— BEGIN DATASET RECORDS —

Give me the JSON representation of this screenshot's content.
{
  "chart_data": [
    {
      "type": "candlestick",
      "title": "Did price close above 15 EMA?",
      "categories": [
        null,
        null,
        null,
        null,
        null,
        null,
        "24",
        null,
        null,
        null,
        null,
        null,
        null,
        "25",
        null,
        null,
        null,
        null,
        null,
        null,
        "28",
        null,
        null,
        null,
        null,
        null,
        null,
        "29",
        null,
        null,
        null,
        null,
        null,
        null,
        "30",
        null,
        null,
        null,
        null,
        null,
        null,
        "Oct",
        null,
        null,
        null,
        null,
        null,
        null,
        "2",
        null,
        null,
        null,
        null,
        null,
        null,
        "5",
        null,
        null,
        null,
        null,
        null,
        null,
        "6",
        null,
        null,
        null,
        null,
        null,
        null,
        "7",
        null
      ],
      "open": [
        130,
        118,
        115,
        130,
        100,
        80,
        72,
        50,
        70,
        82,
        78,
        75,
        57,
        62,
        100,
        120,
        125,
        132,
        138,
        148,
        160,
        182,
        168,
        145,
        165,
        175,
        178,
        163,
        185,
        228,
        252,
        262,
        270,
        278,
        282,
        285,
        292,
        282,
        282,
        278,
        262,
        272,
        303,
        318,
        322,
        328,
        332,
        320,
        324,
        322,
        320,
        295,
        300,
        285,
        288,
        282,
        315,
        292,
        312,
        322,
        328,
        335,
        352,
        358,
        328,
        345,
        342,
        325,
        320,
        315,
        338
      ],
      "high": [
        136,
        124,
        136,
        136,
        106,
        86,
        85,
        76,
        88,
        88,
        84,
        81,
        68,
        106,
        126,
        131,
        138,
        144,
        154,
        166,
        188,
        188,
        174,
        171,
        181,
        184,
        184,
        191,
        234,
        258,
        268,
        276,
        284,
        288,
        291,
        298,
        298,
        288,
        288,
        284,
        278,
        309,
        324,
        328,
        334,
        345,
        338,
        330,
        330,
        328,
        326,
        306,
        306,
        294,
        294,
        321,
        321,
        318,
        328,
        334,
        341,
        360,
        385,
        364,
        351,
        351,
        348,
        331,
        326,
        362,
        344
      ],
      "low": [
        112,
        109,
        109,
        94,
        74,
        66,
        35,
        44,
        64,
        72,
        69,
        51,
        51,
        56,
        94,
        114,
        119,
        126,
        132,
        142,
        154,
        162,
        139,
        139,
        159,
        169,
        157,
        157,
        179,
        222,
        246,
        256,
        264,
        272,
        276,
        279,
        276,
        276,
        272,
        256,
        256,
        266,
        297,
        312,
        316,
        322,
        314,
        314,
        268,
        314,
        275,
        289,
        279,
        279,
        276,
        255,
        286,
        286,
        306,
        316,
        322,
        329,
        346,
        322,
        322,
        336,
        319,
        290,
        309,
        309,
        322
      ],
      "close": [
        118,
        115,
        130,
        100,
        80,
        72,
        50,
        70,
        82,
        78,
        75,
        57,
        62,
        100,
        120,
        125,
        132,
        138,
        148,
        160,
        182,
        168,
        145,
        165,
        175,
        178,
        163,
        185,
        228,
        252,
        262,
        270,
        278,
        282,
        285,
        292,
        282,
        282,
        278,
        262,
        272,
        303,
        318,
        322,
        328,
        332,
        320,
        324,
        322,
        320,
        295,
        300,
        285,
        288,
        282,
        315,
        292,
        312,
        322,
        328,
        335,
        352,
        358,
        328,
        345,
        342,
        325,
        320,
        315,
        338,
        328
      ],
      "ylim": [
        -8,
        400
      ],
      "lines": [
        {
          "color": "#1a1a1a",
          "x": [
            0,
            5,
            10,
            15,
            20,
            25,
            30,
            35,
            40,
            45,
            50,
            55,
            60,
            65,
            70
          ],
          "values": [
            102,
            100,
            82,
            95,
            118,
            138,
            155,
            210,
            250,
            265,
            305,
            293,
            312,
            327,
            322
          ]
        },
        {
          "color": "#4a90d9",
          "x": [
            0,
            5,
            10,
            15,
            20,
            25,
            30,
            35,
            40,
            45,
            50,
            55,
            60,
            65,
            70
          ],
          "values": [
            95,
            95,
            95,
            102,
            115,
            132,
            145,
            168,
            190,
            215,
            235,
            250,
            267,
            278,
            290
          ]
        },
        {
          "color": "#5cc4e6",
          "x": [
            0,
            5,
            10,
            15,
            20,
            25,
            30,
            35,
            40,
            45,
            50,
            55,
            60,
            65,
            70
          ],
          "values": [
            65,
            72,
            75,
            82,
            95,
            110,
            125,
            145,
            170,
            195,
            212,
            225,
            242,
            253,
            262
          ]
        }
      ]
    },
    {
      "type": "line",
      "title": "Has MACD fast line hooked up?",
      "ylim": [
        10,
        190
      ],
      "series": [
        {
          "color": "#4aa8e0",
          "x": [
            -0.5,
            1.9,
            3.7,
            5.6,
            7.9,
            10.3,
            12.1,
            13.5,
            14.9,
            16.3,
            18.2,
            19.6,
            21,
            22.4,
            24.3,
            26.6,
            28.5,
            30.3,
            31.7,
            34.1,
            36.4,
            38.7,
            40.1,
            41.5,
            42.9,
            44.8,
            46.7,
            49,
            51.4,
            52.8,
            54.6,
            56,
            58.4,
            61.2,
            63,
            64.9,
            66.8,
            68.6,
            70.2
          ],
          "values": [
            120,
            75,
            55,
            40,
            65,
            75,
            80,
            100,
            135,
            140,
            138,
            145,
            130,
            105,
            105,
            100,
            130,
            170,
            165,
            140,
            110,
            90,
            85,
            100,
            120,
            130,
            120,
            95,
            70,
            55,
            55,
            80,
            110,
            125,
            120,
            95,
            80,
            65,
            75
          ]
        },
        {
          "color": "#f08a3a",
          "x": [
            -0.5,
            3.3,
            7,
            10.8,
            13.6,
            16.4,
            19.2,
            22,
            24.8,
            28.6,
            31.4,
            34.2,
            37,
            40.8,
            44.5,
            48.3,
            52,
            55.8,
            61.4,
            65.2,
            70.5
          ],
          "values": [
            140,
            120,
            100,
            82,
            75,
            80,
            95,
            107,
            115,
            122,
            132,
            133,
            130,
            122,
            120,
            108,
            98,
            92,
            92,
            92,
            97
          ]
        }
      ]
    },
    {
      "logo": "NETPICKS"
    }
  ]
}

— END DATASET RECORDS —
— BEGIN DATASET RECORDS —

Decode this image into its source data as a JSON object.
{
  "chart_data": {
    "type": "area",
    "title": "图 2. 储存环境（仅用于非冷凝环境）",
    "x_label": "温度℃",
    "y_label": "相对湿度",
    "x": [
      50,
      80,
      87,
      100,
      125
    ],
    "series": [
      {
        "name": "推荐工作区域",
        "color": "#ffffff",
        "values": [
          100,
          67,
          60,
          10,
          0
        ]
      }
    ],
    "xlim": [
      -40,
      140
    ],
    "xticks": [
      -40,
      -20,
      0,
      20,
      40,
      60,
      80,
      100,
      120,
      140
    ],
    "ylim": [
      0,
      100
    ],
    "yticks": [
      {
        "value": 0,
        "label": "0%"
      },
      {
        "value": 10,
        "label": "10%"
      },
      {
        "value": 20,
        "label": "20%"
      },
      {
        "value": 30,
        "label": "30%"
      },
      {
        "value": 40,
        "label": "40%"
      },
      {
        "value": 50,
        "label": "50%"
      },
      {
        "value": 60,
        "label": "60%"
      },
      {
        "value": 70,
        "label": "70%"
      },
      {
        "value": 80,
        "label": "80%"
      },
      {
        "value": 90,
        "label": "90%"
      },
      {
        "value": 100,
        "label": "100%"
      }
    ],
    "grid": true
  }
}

— END DATASET RECORDS —

Take every line from the records above that has the word "this" and copy it.

* [COMPLETED EXERCISE]
Give me the JSON representation of this screenshot's content.
Decode this image into its source data as a JSON object.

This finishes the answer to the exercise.